- TASK DIRECTIONS -
Copy all the material below, exactly as it stands.

- DATA -
----------------------------------------

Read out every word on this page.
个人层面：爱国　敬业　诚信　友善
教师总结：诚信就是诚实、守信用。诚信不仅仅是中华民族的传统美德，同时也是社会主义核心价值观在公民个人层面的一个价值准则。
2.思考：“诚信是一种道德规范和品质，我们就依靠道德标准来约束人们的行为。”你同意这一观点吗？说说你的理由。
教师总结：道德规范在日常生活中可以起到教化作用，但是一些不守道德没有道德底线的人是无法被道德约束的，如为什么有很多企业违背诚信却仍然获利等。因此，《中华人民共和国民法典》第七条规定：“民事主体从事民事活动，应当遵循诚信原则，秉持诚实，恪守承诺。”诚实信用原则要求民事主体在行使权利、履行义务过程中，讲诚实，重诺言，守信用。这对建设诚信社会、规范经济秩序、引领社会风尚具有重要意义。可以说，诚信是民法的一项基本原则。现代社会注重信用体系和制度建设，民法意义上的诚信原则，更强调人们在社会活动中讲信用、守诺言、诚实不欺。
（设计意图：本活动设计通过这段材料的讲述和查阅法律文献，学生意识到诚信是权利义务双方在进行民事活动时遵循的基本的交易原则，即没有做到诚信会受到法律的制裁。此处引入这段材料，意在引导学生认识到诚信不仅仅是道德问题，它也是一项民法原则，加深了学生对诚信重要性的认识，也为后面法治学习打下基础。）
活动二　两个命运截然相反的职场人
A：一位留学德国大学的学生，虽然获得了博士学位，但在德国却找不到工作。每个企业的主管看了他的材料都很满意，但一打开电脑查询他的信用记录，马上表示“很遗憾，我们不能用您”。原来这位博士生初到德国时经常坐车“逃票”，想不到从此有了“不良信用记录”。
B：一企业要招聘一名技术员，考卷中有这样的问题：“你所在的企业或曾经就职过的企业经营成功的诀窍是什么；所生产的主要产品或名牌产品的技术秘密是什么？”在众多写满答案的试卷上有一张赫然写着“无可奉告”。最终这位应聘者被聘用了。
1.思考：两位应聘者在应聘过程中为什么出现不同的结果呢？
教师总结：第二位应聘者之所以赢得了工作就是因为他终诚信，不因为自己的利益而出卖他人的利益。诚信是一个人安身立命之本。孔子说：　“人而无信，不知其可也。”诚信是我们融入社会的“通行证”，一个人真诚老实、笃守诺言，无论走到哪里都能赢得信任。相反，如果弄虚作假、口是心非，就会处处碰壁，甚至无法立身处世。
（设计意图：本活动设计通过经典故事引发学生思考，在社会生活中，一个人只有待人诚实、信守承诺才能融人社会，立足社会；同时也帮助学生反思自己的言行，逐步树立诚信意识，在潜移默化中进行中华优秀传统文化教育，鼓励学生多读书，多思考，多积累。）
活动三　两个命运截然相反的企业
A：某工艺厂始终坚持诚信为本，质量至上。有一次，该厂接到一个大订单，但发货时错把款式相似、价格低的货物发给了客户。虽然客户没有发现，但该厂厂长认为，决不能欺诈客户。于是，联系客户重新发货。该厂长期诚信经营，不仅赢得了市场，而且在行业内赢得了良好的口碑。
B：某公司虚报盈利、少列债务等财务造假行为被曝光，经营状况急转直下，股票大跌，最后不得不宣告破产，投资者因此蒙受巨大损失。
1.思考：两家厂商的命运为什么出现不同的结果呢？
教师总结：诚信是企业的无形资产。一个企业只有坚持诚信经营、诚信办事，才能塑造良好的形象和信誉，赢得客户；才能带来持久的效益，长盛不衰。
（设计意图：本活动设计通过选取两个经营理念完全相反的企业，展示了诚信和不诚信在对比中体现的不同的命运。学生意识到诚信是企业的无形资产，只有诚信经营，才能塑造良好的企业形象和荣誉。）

----------------------------------------

- THE RESPONSE -
Read out every word on this page.
个人层面：爱国　敬业　诚信　友善
教师总结：诚信就是诚实、守信用。诚信不仅仅是中华民族的传统美德，同时也是社会主义核心价值观在公民个人层面的一个价值准则。
2.思考：“诚信是一种道德规范和品质，我们就依靠道德标准来约束人们的行为。”你同意这一观点吗？说说你的理由。
教师总结：道德规范在日常生活中可以起到教化作用，但是一些不守道德没有道德底线的人是无法被道德约束的，如为什么有很多企业违背诚信却仍然获利等。因此，《中华人民共和国民法典》第七条规定：“民事主体从事民事活动，应当遵循诚信原则，秉持诚实，恪守承诺。”诚实信用原则要求民事主体在行使权利、履行义务过程中，讲诚实，重诺言，守信用。这对建设诚信社会、规范经济秩序、引领社会风尚具有重要意义。可以说，诚信是民法的一项基本原则。现代社会注重信用体系和制度建设，民法意义上的诚信原则，更强调人们在社会活动中讲信用、守诺言、诚实不欺。
（设计意图：本活动设计通过这段材料的讲述和查阅法律文献，学生意识到诚信是权利义务双方在进行民事活动时遵循的基本的交易原则，即没有做到诚信会受到法律的制裁。此处引入这段材料，意在引导学生认识到诚信不仅仅是道德问题，它也是一项民法原则，加深了学生对诚信重要性的认识，也为后面法治学习打下基础。）
活动二　两个命运截然相反的职场人
A：一位留学德国大学的学生，虽然获得了博士学位，但在德国却找不到工作。每个企业的主管看了他的材料都很满意，但一打开电脑查询他的信用记录，马上表示“很遗憾，我们不能用您”。原来这位博士生初到德国时经常坐车“逃票”，想不到从此有了“不良信用记录”。
B：一企业要招聘一名技术员，考卷中有这样的问题：“你所在的企业或曾经就职过的企业经营成功的诀窍是什么；所生产的主要产品或名牌产品的技术秘密是什么？”在众多写满答案的试卷上有一张赫然写着“无可奉告”。最终这位应聘者被聘用了。
1.思考：两位应聘者在应聘过程中为什么出现不同的结果呢？
教师总结：第二位应聘者之所以赢得了工作就是因为他终诚信，不因为自己的利益而出卖他人的利益。诚信是一个人安身立命之本。孔子说：　“人而无信，不知其可也。”诚信是我们融入社会的“通行证”，一个人真诚老实、笃守诺言，无论走到哪里都能赢得信任。相反，如果弄虚作假、口是心非，就会处处碰壁，甚至无法立身处世。
（设计意图：本活动设计通过经典故事引发学生思考，在社会生活中，一个人只有待人诚实、信守承诺才能融人社会，立足社会；同时也帮助学生反思自己的言行，逐步树立诚信意识，在潜移默化中进行中华优秀传统文化教育，鼓励学生多读书，多思考，多积累。）
活动三　两个命运截然相反的企业
A：某工艺厂始终坚持诚信为本，质量至上。有一次，该厂接到一个大订单，但发货时错把款式相似、价格低的货物发给了客户。虽然客户没有发现，但该厂厂长认为，决不能欺诈客户。于是，联系客户重新发货。该厂长期诚信经营，不仅赢得了市场，而且在行业内赢得了良好的口碑。
B：某公司虚报盈利、少列债务等财务造假行为被曝光，经营状况急转直下，股票大跌，最后不得不宣告破产，投资者因此蒙受巨大损失。
1.思考：两家厂商的命运为什么出现不同的结果呢？
教师总结：诚信是企业的无形资产。一个企业只有坚持诚信经营、诚信办事，才能塑造良好的形象和信誉，赢得客户；才能带来持久的效益，长盛不衰。
（设计意图：本活动设计通过选取两个经营理念完全相反的企业，展示了诚信和不诚信在对比中体现的不同的命运。学生意识到诚信是企业的无形资产，只有诚信经营，才能塑造良好的企业形象和荣誉。）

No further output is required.